[Entries from a dataset]
··········
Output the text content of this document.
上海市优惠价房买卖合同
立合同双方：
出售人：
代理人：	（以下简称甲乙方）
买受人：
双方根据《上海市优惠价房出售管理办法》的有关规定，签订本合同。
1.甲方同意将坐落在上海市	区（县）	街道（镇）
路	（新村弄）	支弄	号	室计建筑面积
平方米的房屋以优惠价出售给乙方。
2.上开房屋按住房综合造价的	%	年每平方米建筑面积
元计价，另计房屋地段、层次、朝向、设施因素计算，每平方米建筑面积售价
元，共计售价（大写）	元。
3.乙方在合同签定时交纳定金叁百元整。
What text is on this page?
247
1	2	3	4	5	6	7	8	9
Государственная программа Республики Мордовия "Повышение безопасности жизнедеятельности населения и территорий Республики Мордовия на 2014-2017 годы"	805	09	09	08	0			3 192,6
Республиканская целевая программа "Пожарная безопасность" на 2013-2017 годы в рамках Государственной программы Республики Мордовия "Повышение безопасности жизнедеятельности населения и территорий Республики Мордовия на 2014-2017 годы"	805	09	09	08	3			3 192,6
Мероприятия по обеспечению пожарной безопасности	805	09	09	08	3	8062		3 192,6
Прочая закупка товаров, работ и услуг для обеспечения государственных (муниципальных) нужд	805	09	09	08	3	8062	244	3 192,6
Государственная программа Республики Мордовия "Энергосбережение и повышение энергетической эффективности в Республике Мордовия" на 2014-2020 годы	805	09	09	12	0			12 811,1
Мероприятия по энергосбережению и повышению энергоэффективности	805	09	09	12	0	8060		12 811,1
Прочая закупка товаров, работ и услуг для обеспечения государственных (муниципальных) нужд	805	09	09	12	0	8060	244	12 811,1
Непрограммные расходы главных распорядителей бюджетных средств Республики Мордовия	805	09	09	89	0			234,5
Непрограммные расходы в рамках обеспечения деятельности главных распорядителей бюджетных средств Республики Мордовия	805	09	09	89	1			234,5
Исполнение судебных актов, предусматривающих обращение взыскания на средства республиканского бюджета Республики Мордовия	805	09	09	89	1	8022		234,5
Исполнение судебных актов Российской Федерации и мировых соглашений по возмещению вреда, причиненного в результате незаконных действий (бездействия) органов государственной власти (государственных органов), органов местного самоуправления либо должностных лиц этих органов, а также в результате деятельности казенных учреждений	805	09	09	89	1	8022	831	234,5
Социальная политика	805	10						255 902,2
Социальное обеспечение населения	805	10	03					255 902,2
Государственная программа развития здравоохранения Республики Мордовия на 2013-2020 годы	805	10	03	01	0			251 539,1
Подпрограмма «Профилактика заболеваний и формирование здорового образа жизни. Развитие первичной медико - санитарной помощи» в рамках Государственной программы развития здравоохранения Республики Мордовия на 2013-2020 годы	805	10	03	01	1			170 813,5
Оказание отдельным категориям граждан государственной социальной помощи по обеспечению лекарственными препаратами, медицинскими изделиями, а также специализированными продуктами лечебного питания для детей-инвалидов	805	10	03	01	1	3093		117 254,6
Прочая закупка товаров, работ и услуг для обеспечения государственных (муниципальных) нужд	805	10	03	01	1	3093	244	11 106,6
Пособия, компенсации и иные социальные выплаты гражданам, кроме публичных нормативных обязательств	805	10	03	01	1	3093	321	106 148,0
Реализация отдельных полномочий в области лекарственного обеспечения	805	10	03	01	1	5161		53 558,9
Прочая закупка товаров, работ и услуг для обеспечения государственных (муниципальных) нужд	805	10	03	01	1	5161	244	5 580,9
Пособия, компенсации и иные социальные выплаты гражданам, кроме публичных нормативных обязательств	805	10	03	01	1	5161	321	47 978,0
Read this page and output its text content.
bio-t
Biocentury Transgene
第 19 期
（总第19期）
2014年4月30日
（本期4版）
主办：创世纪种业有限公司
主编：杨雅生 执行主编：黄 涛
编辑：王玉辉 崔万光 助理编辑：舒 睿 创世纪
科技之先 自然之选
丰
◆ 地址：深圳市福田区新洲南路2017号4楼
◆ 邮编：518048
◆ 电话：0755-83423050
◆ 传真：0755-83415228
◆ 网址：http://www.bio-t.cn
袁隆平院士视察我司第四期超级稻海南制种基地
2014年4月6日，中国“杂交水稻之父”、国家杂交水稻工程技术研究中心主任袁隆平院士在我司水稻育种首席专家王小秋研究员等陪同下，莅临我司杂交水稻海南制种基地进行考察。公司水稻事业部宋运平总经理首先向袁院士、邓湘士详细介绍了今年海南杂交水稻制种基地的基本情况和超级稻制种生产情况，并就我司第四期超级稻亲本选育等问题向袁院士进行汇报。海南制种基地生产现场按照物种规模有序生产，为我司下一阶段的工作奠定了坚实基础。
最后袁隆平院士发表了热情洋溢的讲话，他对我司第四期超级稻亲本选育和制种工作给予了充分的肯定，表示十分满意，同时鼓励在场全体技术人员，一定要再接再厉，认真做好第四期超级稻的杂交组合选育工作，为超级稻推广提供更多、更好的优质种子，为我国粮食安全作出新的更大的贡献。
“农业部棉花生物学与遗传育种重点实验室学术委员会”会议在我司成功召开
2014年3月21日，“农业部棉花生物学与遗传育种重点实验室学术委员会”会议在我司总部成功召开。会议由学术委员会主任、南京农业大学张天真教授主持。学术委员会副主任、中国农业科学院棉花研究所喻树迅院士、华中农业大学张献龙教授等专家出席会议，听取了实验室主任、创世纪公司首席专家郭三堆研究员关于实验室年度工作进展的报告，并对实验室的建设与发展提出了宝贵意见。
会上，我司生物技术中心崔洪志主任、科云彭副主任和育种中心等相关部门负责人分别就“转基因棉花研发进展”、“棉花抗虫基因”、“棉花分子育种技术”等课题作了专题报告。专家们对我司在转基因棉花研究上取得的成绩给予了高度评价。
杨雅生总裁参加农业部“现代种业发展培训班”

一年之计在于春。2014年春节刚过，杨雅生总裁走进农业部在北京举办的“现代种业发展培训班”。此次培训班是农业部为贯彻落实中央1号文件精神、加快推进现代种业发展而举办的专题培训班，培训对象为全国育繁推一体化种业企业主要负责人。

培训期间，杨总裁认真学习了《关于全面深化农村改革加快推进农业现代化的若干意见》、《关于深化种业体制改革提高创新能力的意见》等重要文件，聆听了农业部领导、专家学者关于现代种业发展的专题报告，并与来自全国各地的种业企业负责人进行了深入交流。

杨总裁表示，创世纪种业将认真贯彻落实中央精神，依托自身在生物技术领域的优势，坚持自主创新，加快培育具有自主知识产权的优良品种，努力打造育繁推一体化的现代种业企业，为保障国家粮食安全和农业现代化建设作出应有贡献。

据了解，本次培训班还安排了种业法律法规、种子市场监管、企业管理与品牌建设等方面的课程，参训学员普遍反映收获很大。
··········
Extract the full listing above without alteration.

Answer in full
Output the text content of this document.
上海市优惠价房买卖合同
立合同双方：
出售人：
代理人：	（以下简称甲乙方）
买受人：
双方根据《上海市优惠价房出售管理办法》的有关规定，签订本合同。
1.甲方同意将坐落在上海市	区（县）	街道（镇）
路	（新村弄）	支弄	号	室计建筑面积
平方米的房屋以优惠价出售给乙方。
2.上开房屋按住房综合造价的	%	年每平方米建筑面积
元计价，另计房屋地段、层次、朝向、设施因素计算，每平方米建筑面积售价
元，共计售价（大写）	元。
3.乙方在合同签定时交纳定金叁百元整。
What text is on this page?
247
1	2	3	4	5	6	7	8	9
Государственная программа Республики Мордовия "Повышение безопасности жизнедеятельности населения и территорий Республики Мордовия на 2014-2017 годы"	805	09	09	08	0			3 192,6
Республиканская целевая программа "Пожарная безопасность" на 2013-2017 годы в рамках Государственной программы Республики Мордовия "Повышение безопасности жизнедеятельности населения и территорий Республики Мордовия на 2014-2017 годы"	805	09	09	08	3			3 192,6
Мероприятия по обеспечению пожарной безопасности	805	09	09	08	3	8062		3 192,6
Прочая закупка товаров, работ и услуг для обеспечения государственных (муниципальных) нужд	805	09	09	08	3	8062	244	3 192,6
Государственная программа Республики Мордовия "Энергосбережение и повышение энергетической эффективности в Республике Мордовия" на 2014-2020 годы	805	09	09	12	0			12 811,1
Мероприятия по энергосбережению и повышению энергоэффективности	805	09	09	12	0	8060		12 811,1
Прочая закупка товаров, работ и услуг для обеспечения государственных (муниципальных) нужд	805	09	09	12	0	8060	244	12 811,1
Непрограммные расходы главных распорядителей бюджетных средств Республики Мордовия	805	09	09	89	0			234,5
Непрограммные расходы в рамках обеспечения деятельности главных распорядителей бюджетных средств Республики Мордовия	805	09	09	89	1			234,5
Исполнение судебных актов, предусматривающих обращение взыскания на средства республиканского бюджета Республики Мордовия	805	09	09	89	1	8022		234,5
Исполнение судебных актов Российской Федерации и мировых соглашений по возмещению вреда, причиненного в результате незаконных действий (бездействия) органов государственной власти (государственных органов), органов местного самоуправления либо должностных лиц этих органов, а также в результате деятельности казенных учреждений	805	09	09	89	1	8022	831	234,5
Социальная политика	805	10						255 902,2
Социальное обеспечение населения	805	10	03					255 902,2
Государственная программа развития здравоохранения Республики Мордовия на 2013-2020 годы	805	10	03	01	0			251 539,1
Подпрограмма «Профилактика заболеваний и формирование здорового образа жизни. Развитие первичной медико - санитарной помощи» в рамках Государственной программы развития здравоохранения Республики Мордовия на 2013-2020 годы	805	10	03	01	1			170 813,5
Оказание отдельным категориям граждан государственной социальной помощи по обеспечению лекарственными препаратами, медицинскими изделиями, а также специализированными продуктами лечебного питания для детей-инвалидов	805	10	03	01	1	3093		117 254,6
Прочая закупка товаров, работ и услуг для обеспечения государственных (муниципальных) нужд	805	10	03	01	1	3093	244	11 106,6
Пособия, компенсации и иные социальные выплаты гражданам, кроме публичных нормативных обязательств	805	10	03	01	1	3093	321	106 148,0
Реализация отдельных полномочий в области лекарственного обеспечения	805	10	03	01	1	5161		53 558,9
Прочая закупка товаров, работ и услуг для обеспечения государственных (муниципальных) нужд	805	10	03	01	1	5161	244	5 580,9
Пособия, компенсации и иные социальные выплаты гражданам, кроме публичных нормативных обязательств	805	10	03	01	1	5161	321	47 978,0
Read this page and output its text content.
bio-t
Biocentury Transgene
第 19 期
（总第19期）
2014年4月30日
（本期4版）
主办：创世纪种业有限公司
主编：杨雅生 执行主编：黄 涛
编辑：王玉辉 崔万光 助理编辑：舒 睿 创世纪
科技之先 自然之选
丰
◆ 地址：深圳市福田区新洲南路2017号4楼
◆ 邮编：518048
◆ 电话：0755-83423050
◆ 传真：0755-83415228
◆ 网址：http://www.bio-t.cn
袁隆平院士视察我司第四期超级稻海南制种基地
2014年4月6日，中国“杂交水稻之父”、国家杂交水稻工程技术研究中心主任袁隆平院士在我司水稻育种首席专家王小秋研究员等陪同下，莅临我司杂交水稻海南制种基地进行考察。公司水稻事业部宋运平总经理首先向袁院士、邓湘士详细介绍了今年海南杂交水稻制种基地的基本情况和超级稻制种生产情况，并就我司第四期超级稻亲本选育等问题向袁院士进行汇报。海南制种基地生产现场按照物种规模有序生产，为我司下一阶段的工作奠定了坚实基础。
最后袁隆平院士发表了热情洋溢的讲话，他对我司第四期超级稻亲本选育和制种工作给予了充分的肯定，表示十分满意，同时鼓励在场全体技术人员，一定要再接再厉，认真做好第四期超级稻的杂交组合选育工作，为超级稻推广提供更多、更好的优质种子，为我国粮食安全作出新的更大的贡献。
“农业部棉花生物学与遗传育种重点实验室学术委员会”会议在我司成功召开
2014年3月21日，“农业部棉花生物学与遗传育种重点实验室学术委员会”会议在我司总部成功召开。会议由学术委员会主任、南京农业大学张天真教授主持。学术委员会副主任、中国农业科学院棉花研究所喻树迅院士、华中农业大学张献龙教授等专家出席会议，听取了实验室主任、创世纪公司首席专家郭三堆研究员关于实验室年度工作进展的报告，并对实验室的建设与发展提出了宝贵意见。
会上，我司生物技术中心崔洪志主任、科云彭副主任和育种中心等相关部门负责人分别就“转基因棉花研发进展”、“棉花抗虫基因”、“棉花分子育种技术”等课题作了专题报告。专家们对我司在转基因棉花研究上取得的成绩给予了高度评价。
杨雅生总裁参加农业部“现代种业发展培训班”

一年之计在于春。2014年春节刚过，杨雅生总裁走进农业部在北京举办的“现代种业发展培训班”。此次培训班是农业部为贯彻落实中央1号文件精神、加快推进现代种业发展而举办的专题培训班，培训对象为全国育繁推一体化种业企业主要负责人。

培训期间，杨总裁认真学习了《关于全面深化农村改革加快推进农业现代化的若干意见》、《关于深化种业体制改革提高创新能力的意见》等重要文件，聆听了农业部领导、专家学者关于现代种业发展的专题报告，并与来自全国各地的种业企业负责人进行了深入交流。

杨总裁表示，创世纪种业将认真贯彻落实中央精神，依托自身在生物技术领域的优势，坚持自主创新，加快培育具有自主知识产权的优良品种，努力打造育繁推一体化的现代种业企业，为保障国家粮食安全和农业现代化建设作出应有贡献。

据了解，本次培训班还安排了种业法律法规、种子市场监管、企业管理与品牌建设等方面的课程，参训学员普遍反映收获很大。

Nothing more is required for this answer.